# [WHAT TO WORK ON]
The records that follow should be retyped word for word.

──────────────────────────────

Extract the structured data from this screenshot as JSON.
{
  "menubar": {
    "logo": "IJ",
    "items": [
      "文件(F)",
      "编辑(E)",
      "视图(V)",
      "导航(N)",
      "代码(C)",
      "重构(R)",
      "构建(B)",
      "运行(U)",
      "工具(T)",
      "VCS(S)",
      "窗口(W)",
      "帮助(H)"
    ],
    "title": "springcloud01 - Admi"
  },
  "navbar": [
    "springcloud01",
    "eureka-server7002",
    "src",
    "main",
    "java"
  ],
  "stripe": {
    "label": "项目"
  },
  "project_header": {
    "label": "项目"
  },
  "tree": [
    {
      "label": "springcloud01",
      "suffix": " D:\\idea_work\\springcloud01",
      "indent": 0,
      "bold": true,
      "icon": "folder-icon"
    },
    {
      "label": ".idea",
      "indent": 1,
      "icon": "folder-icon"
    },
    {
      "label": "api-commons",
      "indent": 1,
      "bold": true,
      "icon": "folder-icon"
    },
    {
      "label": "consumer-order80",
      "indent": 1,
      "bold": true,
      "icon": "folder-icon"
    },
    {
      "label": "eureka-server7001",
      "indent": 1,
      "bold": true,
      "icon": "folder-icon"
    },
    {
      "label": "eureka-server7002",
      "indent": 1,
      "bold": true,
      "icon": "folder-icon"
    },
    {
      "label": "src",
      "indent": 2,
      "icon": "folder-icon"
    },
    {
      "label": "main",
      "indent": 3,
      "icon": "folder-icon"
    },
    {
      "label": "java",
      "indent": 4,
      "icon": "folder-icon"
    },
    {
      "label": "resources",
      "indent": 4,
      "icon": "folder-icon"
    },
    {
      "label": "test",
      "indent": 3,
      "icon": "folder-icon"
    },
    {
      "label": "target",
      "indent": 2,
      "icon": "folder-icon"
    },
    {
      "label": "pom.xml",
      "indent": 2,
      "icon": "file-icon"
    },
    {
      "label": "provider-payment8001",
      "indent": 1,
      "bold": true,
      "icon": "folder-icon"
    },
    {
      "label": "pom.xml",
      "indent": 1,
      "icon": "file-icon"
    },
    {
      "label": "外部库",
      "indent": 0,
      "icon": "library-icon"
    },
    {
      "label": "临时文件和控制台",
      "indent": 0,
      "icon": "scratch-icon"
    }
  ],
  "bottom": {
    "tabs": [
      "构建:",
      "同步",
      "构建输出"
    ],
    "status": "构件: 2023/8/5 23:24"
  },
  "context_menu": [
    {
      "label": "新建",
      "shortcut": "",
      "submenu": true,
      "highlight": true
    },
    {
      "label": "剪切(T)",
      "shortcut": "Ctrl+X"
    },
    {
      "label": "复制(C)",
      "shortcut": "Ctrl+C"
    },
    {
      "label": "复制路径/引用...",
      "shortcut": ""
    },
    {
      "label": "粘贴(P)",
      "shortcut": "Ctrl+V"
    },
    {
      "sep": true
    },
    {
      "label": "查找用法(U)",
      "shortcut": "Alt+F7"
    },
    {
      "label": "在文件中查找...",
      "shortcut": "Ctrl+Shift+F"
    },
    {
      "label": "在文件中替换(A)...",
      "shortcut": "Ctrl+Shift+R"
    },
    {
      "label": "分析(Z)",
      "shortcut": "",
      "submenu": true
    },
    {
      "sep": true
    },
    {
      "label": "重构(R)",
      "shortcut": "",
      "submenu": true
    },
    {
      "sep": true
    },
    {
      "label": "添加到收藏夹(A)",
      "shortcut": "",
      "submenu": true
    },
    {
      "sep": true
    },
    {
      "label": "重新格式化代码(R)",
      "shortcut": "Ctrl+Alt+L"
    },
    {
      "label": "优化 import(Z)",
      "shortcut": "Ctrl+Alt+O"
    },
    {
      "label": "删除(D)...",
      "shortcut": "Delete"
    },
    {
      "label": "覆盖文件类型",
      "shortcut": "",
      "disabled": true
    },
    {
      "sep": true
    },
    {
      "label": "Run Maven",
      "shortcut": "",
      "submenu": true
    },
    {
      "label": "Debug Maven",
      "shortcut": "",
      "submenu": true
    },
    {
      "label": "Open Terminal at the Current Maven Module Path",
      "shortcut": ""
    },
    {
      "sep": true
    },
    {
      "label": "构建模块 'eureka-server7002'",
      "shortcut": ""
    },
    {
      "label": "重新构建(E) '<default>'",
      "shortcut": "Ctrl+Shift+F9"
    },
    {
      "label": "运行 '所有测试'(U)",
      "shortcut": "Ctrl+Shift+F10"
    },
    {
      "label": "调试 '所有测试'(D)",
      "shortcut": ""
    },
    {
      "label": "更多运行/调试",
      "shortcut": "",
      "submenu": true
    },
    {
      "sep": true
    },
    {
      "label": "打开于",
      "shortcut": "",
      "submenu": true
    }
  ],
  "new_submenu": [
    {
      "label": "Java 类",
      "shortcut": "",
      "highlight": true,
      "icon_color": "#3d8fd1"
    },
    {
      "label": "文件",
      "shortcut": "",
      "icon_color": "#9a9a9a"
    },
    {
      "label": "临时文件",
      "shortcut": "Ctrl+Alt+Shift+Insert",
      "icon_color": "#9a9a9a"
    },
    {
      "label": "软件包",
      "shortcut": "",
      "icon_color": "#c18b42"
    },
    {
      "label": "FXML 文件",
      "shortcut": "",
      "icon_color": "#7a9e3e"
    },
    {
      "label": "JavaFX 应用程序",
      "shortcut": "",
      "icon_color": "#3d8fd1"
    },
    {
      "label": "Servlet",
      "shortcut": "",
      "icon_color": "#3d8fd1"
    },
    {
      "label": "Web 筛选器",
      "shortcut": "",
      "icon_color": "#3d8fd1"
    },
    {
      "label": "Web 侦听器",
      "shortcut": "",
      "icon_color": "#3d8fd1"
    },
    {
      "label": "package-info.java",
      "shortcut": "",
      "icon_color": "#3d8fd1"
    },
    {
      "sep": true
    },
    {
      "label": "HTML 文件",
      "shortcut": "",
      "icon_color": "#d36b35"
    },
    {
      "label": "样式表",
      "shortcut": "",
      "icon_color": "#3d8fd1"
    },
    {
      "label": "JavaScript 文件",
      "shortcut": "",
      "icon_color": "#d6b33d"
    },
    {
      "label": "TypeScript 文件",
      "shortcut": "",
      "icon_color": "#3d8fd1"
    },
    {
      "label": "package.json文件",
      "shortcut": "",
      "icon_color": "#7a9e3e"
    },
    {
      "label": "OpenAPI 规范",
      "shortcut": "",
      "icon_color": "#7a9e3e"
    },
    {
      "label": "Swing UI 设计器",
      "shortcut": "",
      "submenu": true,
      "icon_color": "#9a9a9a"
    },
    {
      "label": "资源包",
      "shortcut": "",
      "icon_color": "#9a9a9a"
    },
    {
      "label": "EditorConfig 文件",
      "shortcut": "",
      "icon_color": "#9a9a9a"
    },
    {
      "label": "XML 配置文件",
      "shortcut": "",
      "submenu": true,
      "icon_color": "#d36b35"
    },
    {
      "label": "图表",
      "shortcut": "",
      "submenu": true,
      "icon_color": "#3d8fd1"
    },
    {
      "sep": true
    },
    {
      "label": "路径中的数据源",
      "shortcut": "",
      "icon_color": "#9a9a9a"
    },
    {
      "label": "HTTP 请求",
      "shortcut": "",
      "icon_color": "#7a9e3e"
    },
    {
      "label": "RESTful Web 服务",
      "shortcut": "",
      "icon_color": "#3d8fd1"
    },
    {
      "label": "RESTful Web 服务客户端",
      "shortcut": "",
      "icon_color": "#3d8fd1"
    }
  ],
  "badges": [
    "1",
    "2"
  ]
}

──────────────────────────────

# [TASK RESULT]
Extract the structured data from this screenshot as JSON.
{
  "menubar": {
    "logo": "IJ",
    "items": [
      "文件(F)",
      "编辑(E)",
      "视图(V)",
      "导航(N)",
      "代码(C)",
      "重构(R)",
      "构建(B)",
      "运行(U)",
      "工具(T)",
      "VCS(S)",
      "窗口(W)",
      "帮助(H)"
    ],
    "title": "springcloud01 - Admi"
  },
  "navbar": [
    "springcloud01",
    "eureka-server7002",
    "src",
    "main",
    "java"
  ],
  "stripe": {
    "label": "项目"
  },
  "project_header": {
    "label": "项目"
  },
  "tree": [
    {
      "label": "springcloud01",
      "suffix": " D:\\idea_work\\springcloud01",
      "indent": 0,
      "bold": true,
      "icon": "folder-icon"
    },
    {
      "label": ".idea",
      "indent": 1,
      "icon": "folder-icon"
    },
    {
      "label": "api-commons",
      "indent": 1,
      "bold": true,
      "icon": "folder-icon"
    },
    {
      "label": "consumer-order80",
      "indent": 1,
      "bold": true,
      "icon": "folder-icon"
    },
    {
      "label": "eureka-server7001",
      "indent": 1,
      "bold": true,
      "icon": "folder-icon"
    },
    {
      "label": "eureka-server7002",
      "indent": 1,
      "bold": true,
      "icon": "folder-icon"
    },
    {
      "label": "src",
      "indent": 2,
      "icon": "folder-icon"
    },
    {
      "label": "main",
      "indent": 3,
      "icon": "folder-icon"
    },
    {
      "label": "java",
      "indent": 4,
      "icon": "folder-icon"
    },
    {
      "label": "resources",
      "indent": 4,
      "icon": "folder-icon"
    },
    {
      "label": "test",
      "indent": 3,
      "icon": "folder-icon"
    },
    {
      "label": "target",
      "indent": 2,
      "icon": "folder-icon"
    },
    {
      "label": "pom.xml",
      "indent": 2,
      "icon": "file-icon"
    },
    {
      "label": "provider-payment8001",
      "indent": 1,
      "bold": true,
      "icon": "folder-icon"
    },
    {
      "label": "pom.xml",
      "indent": 1,
      "icon": "file-icon"
    },
    {
      "label": "外部库",
      "indent": 0,
      "icon": "library-icon"
    },
    {
      "label": "临时文件和控制台",
      "indent": 0,
      "icon": "scratch-icon"
    }
  ],
  "bottom": {
    "tabs": [
      "构建:",
      "同步",
      "构建输出"
    ],
    "status": "构件: 2023/8/5 23:24"
  },
  "context_menu": [
    {
      "label": "新建",
      "shortcut": "",
      "submenu": true,
      "highlight": true
    },
    {
      "label": "剪切(T)",
      "shortcut": "Ctrl+X"
    },
    {
      "label": "复制(C)",
      "shortcut": "Ctrl+C"
    },
    {
      "label": "复制路径/引用...",
      "shortcut": ""
    },
    {
      "label": "粘贴(P)",
      "shortcut": "Ctrl+V"
    },
    {
      "sep": true
    },
    {
      "label": "查找用法(U)",
      "shortcut": "Alt+F7"
    },
    {
      "label": "在文件中查找...",
      "shortcut": "Ctrl+Shift+F"
    },
    {
      "label": "在文件中替换(A)...",
      "shortcut": "Ctrl+Shift+R"
    },
    {
      "label": "分析(Z)",
      "shortcut": "",
      "submenu": true
    },
    {
      "sep": true
    },
    {
      "label": "重构(R)",
      "shortcut": "",
      "submenu": true
    },
    {
      "sep": true
    },
    {
      "label": "添加到收藏夹(A)",
      "shortcut": "",
      "submenu": true
    },
    {
      "sep": true
    },
    {
      "label": "重新格式化代码(R)",
      "shortcut": "Ctrl+Alt+L"
    },
    {
      "label": "优化 import(Z)",
      "shortcut": "Ctrl+Alt+O"
    },
    {
      "label": "删除(D)...",
      "shortcut": "Delete"
    },
    {
      "label": "覆盖文件类型",
      "shortcut": "",
      "disabled": true
    },
    {
      "sep": true
    },
    {
      "label": "Run Maven",
      "shortcut": "",
      "submenu": true
    },
    {
      "label": "Debug Maven",
      "shortcut": "",
      "submenu": true
    },
    {
      "label": "Open Terminal at the Current Maven Module Path",
      "shortcut": ""
    },
    {
      "sep": true
    },
    {
      "label": "构建模块 'eureka-server7002'",
      "shortcut": ""
    },
    {
      "label": "重新构建(E) '<default>'",
      "shortcut": "Ctrl+Shift+F9"
    },
    {
      "label": "运行 '所有测试'(U)",
      "shortcut": "Ctrl+Shift+F10"
    },
    {
      "label": "调试 '所有测试'(D)",
      "shortcut": ""
    },
    {
      "label": "更多运行/调试",
      "shortcut": "",
      "submenu": true
    },
    {
      "sep": true
    },
    {
      "label": "打开于",
      "shortcut": "",
      "submenu": true
    }
  ],
  "new_submenu": [
    {
      "label": "Java 类",
      "shortcut": "",
      "highlight": true,
      "icon_color": "#3d8fd1"
    },
    {
      "label": "文件",
      "shortcut": "",
      "icon_color": "#9a9a9a"
    },
    {
      "label": "临时文件",
      "shortcut": "Ctrl+Alt+Shift+Insert",
      "icon_color": "#9a9a9a"
    },
    {
      "label": "软件包",
      "shortcut": "",
      "icon_color": "#c18b42"
    },
    {
      "label": "FXML 文件",
      "shortcut": "",
      "icon_color": "#7a9e3e"
    },
    {
      "label": "JavaFX 应用程序",
      "shortcut": "",
      "icon_color": "#3d8fd1"
    },
    {
      "label": "Servlet",
      "shortcut": "",
      "icon_color": "#3d8fd1"
    },
    {
      "label": "Web 筛选器",
      "shortcut": "",
      "icon_color": "#3d8fd1"
    },
    {
      "label": "Web 侦听器",
      "shortcut": "",
      "icon_color": "#3d8fd1"
    },
    {
      "label": "package-info.java",
      "shortcut": "",
      "icon_color": "#3d8fd1"
    },
    {
      "sep": true
    },
    {
      "label": "HTML 文件",
      "shortcut": "",
      "icon_color": "#d36b35"
    },
    {
      "label": "样式表",
      "shortcut": "",
      "icon_color": "#3d8fd1"
    },
    {
      "label": "JavaScript 文件",
      "shortcut": "",
      "icon_color": "#d6b33d"
    },
    {
      "label": "TypeScript 文件",
      "shortcut": "",
      "icon_color": "#3d8fd1"
    },
    {
      "label": "package.json文件",
      "shortcut": "",
      "icon_color": "#7a9e3e"
    },
    {
      "label": "OpenAPI 规范",
      "shortcut": "",
      "icon_color": "#7a9e3e"
    },
    {
      "label": "Swing UI 设计器",
      "shortcut": "",
      "submenu": true,
      "icon_color": "#9a9a9a"
    },
    {
      "label": "资源包",
      "shortcut": "",
      "icon_color": "#9a9a9a"
    },
    {
      "label": "EditorConfig 文件",
      "shortcut": "",
      "icon_color": "#9a9a9a"
    },
    {
      "label": "XML 配置文件",
      "shortcut": "",
      "submenu": true,
      "icon_color": "#d36b35"
    },
    {
      "label": "图表",
      "shortcut": "",
      "submenu": true,
      "icon_color": "#3d8fd1"
    },
    {
      "sep": true
    },
    {
      "label": "路径中的数据源",
      "shortcut": "",
      "icon_color": "#9a9a9a"
    },
    {
      "label": "HTTP 请求",
      "shortcut": "",
      "icon_color": "#7a9e3e"
    },
    {
      "label": "RESTful Web 服务",
      "shortcut": "",
      "icon_color": "#3d8fd1"
    },
    {
      "label": "RESTful Web 服务客户端",
      "shortcut": "",
      "icon_color": "#3d8fd1"
    }
  ],
  "badges": [
    "1",
    "2"
  ]
}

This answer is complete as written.